Read the lines below. Copy out any that hold the string "SXZB".

---------- DATASET ----------

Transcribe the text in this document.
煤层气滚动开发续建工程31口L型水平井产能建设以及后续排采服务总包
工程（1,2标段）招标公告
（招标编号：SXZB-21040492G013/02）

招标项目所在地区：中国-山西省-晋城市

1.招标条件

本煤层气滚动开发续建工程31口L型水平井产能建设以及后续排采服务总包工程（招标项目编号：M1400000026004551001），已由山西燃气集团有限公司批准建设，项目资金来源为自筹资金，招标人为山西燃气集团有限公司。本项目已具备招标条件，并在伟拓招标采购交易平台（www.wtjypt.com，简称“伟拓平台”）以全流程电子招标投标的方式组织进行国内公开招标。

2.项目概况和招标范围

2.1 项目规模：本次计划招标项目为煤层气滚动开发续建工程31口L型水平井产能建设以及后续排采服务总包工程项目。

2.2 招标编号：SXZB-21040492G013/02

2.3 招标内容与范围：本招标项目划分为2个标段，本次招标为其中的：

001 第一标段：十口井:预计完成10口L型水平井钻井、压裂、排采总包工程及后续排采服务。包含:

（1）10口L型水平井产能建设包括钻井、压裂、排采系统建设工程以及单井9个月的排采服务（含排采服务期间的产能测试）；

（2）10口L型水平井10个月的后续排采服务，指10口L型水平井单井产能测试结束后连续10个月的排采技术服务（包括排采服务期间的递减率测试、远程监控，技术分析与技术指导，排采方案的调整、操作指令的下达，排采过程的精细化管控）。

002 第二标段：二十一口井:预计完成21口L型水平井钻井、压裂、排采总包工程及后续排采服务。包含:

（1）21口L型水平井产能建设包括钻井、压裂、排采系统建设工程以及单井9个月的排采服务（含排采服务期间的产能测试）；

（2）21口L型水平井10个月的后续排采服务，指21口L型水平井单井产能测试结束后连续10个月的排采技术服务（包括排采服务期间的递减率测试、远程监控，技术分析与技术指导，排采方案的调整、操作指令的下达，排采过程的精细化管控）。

----------

OUTPUT BELOW:
（招标编号：SXZB-21040492G013/02）
2.2 招标编号：SXZB-21040492G013/02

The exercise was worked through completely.